'''

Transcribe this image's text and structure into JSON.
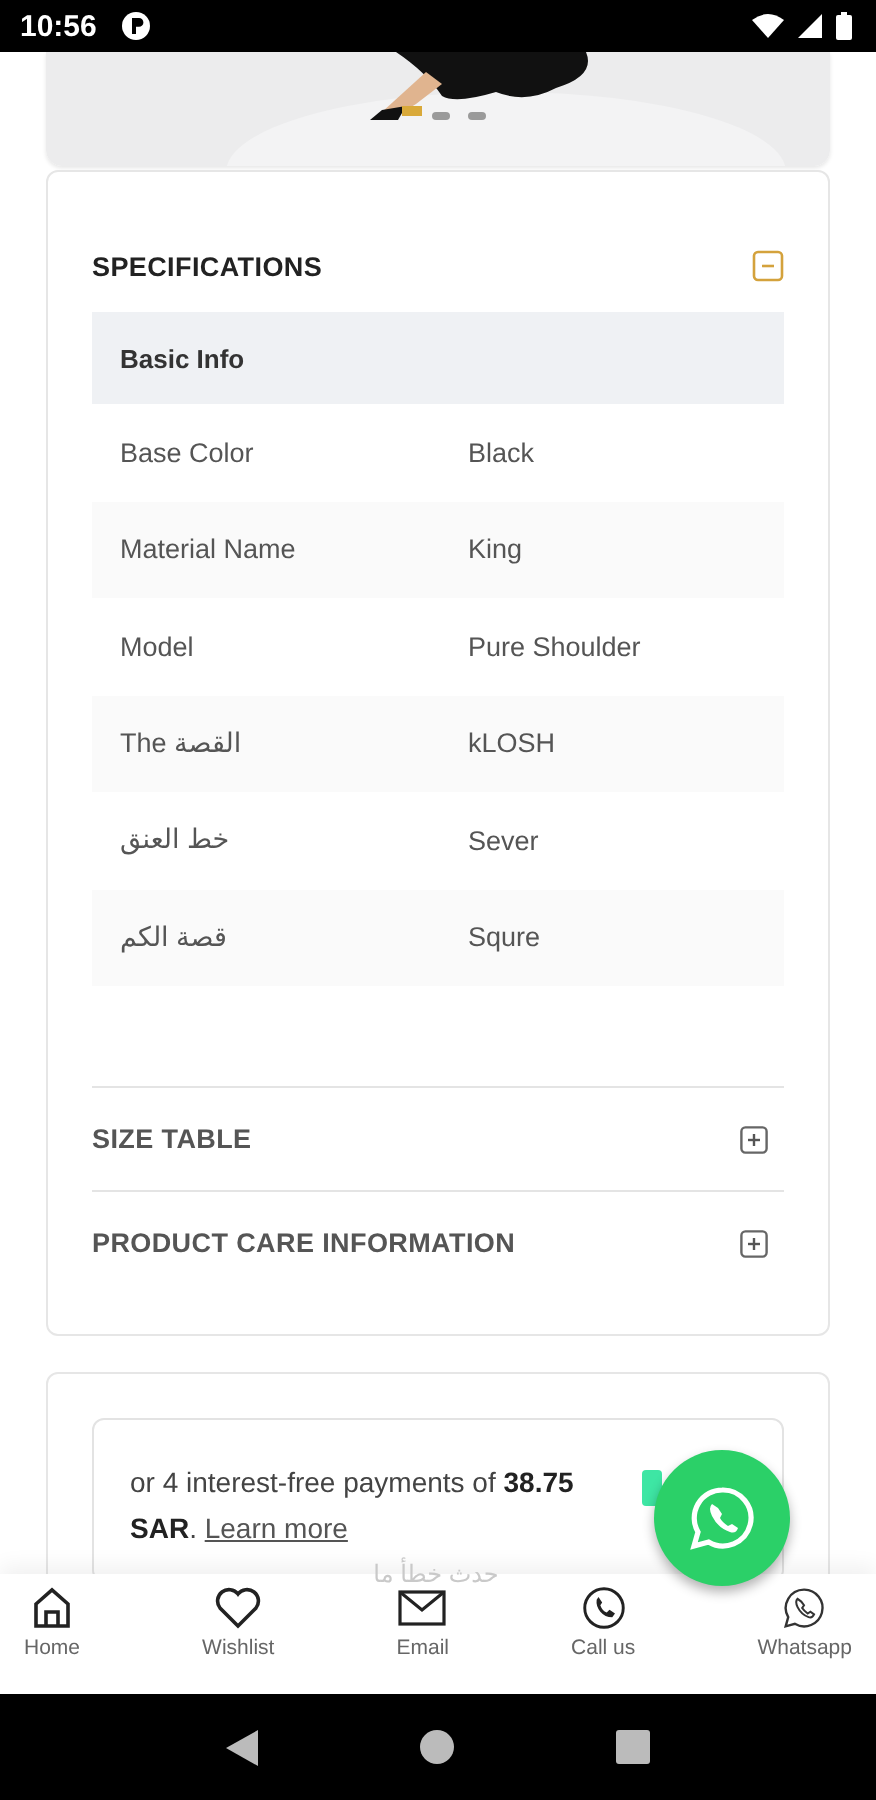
{
  "status_bar": {
    "time": "10:56"
  },
  "specifications": {
    "title": "SPECIFICATIONS",
    "expanded": true,
    "group": "Basic Info",
    "rows": [
      {
        "name": "Base Color",
        "value": "Black"
      },
      {
        "name": "Material Name",
        "value": "King"
      },
      {
        "name": "Model",
        "value": "Pure Shoulder"
      },
      {
        "name": "The القصة",
        "value": "kLOSH"
      },
      {
        "name": "خط العنق",
        "value": "Sever"
      },
      {
        "name": "قصة الكم",
        "value": "Squre"
      }
    ]
  },
  "sections": [
    {
      "title": "SIZE TABLE",
      "expanded": false
    },
    {
      "title": "PRODUCT CARE INFORMATION",
      "expanded": false
    }
  ],
  "installments": {
    "text": "or 4 interest-free payments of **38.75 SAR**.",
    "link": "Learn more"
  },
  "toast": "حدث خطأ ما",
  "nav": [
    {
      "label": "Home"
    },
    {
      "label": "Wishlist"
    },
    {
      "label": "Email"
    },
    {
      "label": "Call us"
    },
    {
      "label": "Whatsapp"
    }
  ]
}
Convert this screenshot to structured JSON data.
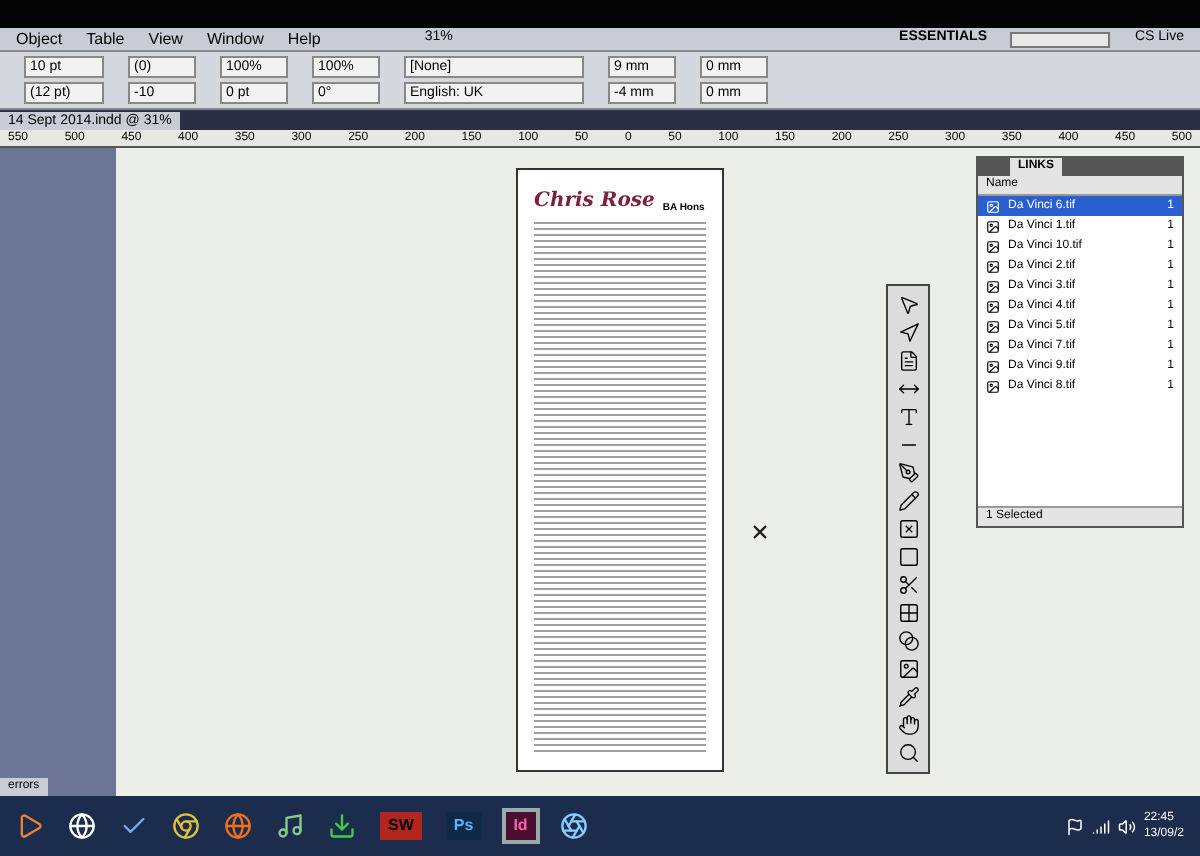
{
  "menu_bar": {
    "items": [
      "Object",
      "Table",
      "View",
      "Window",
      "Help"
    ],
    "zoom": "31%",
    "workspace": "ESSENTIALS",
    "cs_live": "CS Live"
  },
  "control_bar": {
    "font_size": "10 pt",
    "leading": "(12 pt)",
    "kerning": "(0)",
    "tracking": "-10",
    "vertical_scale": "100%",
    "baseline_shift": "0 pt",
    "horizontal_scale": "100%",
    "skew": "0°",
    "character_style": "[None]",
    "language": "English: UK",
    "left_indent": "9 mm",
    "first_line_indent": "-4 mm",
    "space_before": "0 mm",
    "space_after": "0 mm"
  },
  "document_tabs": [
    {
      "label": "14 Sept 2014.indd @ 31%",
      "selected": true
    }
  ],
  "ruler": {
    "ticks": [
      "550",
      "500",
      "450",
      "400",
      "350",
      "300",
      "250",
      "200",
      "150",
      "100",
      "50",
      "0",
      "50",
      "100",
      "150",
      "200",
      "250",
      "300",
      "350",
      "400",
      "450",
      "500"
    ]
  },
  "document": {
    "title": "Chris Rose",
    "subtitle": "BA Hons"
  },
  "links_panel": {
    "tab": "LINKS",
    "column": "Name",
    "items": [
      {
        "name": "Da Vinci 6.tif",
        "page": "1",
        "selected": true
      },
      {
        "name": "Da Vinci 1.tif",
        "page": "1",
        "selected": false
      },
      {
        "name": "Da Vinci 10.tif",
        "page": "1",
        "selected": false
      },
      {
        "name": "Da Vinci 2.tif",
        "page": "1",
        "selected": false
      },
      {
        "name": "Da Vinci 3.tif",
        "page": "1",
        "selected": false
      },
      {
        "name": "Da Vinci 4.tif",
        "page": "1",
        "selected": false
      },
      {
        "name": "Da Vinci 5.tif",
        "page": "1",
        "selected": false
      },
      {
        "name": "Da Vinci 7.tif",
        "page": "1",
        "selected": false
      },
      {
        "name": "Da Vinci 9.tif",
        "page": "1",
        "selected": false
      },
      {
        "name": "Da Vinci 8.tif",
        "page": "1",
        "selected": false
      }
    ],
    "footer": "1 Selected"
  },
  "status_bar": {
    "errors": "errors"
  },
  "taskbar": {
    "apps": [
      {
        "label": "SW",
        "selected": false
      },
      {
        "label": "Ps",
        "selected": false
      },
      {
        "label": "Id",
        "selected": true
      }
    ],
    "time": "22:45",
    "date": "13/09/2"
  }
}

'''

What needs to be done —
Print all entries exactly. The images do not belong in the copy.

Correct answer —
Transcribe this image's text and structure into JSON.
{
  "status_bar": {
    "time": "10:56"
  },
  "specifications": {
    "title": "SPECIFICATIONS",
    "expanded": true,
    "group": "Basic Info",
    "rows": [
      {
        "name": "Base Color",
        "value": "Black"
      },
      {
        "name": "Material Name",
        "value": "King"
      },
      {
        "name": "Model",
        "value": "Pure Shoulder"
      },
      {
        "name": "The القصة",
        "value": "kLOSH"
      },
      {
        "name": "خط العنق",
        "value": "Sever"
      },
      {
        "name": "قصة الكم",
        "value": "Squre"
      }
    ]
  },
  "sections": [
    {
      "title": "SIZE TABLE",
      "expanded": false
    },
    {
      "title": "PRODUCT CARE INFORMATION",
      "expanded": false
    }
  ],
  "installments": {
    "text": "or 4 interest-free payments of **38.75 SAR**.",
    "link": "Learn more"
  },
  "toast": "حدث خطأ ما",
  "nav": [
    {
      "label": "Home"
    },
    {
      "label": "Wishlist"
    },
    {
      "label": "Email"
    },
    {
      "label": "Call us"
    },
    {
      "label": "Whatsapp"
    }
  ]
}
Convert this screenshot to structured JSON data.
{
  "menu_bar": {
    "items": [
      "Object",
      "Table",
      "View",
      "Window",
      "Help"
    ],
    "zoom": "31%",
    "workspace": "ESSENTIALS",
    "cs_live": "CS Live"
  },
  "control_bar": {
    "font_size": "10 pt",
    "leading": "(12 pt)",
    "kerning": "(0)",
    "tracking": "-10",
    "vertical_scale": "100%",
    "baseline_shift": "0 pt",
    "horizontal_scale": "100%",
    "skew": "0°",
    "character_style": "[None]",
    "language": "English: UK",
    "left_indent": "9 mm",
    "first_line_indent": "-4 mm",
    "space_before": "0 mm",
    "space_after": "0 mm"
  },
  "document_tabs": [
    {
      "label": "14 Sept 2014.indd @ 31%",
      "selected": true
    }
  ],
  "ruler": {
    "ticks": [
      "550",
      "500",
      "450",
      "400",
      "350",
      "300",
      "250",
      "200",
      "150",
      "100",
      "50",
      "0",
      "50",
      "100",
      "150",
      "200",
      "250",
      "300",
      "350",
      "400",
      "450",
      "500"
    ]
  },
  "document": {
    "title": "Chris Rose",
    "subtitle": "BA Hons"
  },
  "links_panel": {
    "tab": "LINKS",
    "column": "Name",
    "items": [
      {
        "name": "Da Vinci 6.tif",
        "page": "1",
        "selected": true
      },
      {
        "name": "Da Vinci 1.tif",
        "page": "1",
        "selected": false
      },
      {
        "name": "Da Vinci 10.tif",
        "page": "1",
        "selected": false
      },
      {
        "name": "Da Vinci 2.tif",
        "page": "1",
        "selected": false
      },
      {
        "name": "Da Vinci 3.tif",
        "page": "1",
        "selected": false
      },
      {
        "name": "Da Vinci 4.tif",
        "page": "1",
        "selected": false
      },
      {
        "name": "Da Vinci 5.tif",
        "page": "1",
        "selected": false
      },
      {
        "name": "Da Vinci 7.tif",
        "page": "1",
        "selected": false
      },
      {
        "name": "Da Vinci 9.tif",
        "page": "1",
        "selected": false
      },
      {
        "name": "Da Vinci 8.tif",
        "page": "1",
        "selected": false
      }
    ],
    "footer": "1 Selected"
  },
  "status_bar": {
    "errors": "errors"
  },
  "taskbar": {
    "apps": [
      {
        "label": "SW",
        "selected": false
      },
      {
        "label": "Ps",
        "selected": false
      },
      {
        "label": "Id",
        "selected": true
      }
    ],
    "time": "22:45",
    "date": "13/09/2"
  }
}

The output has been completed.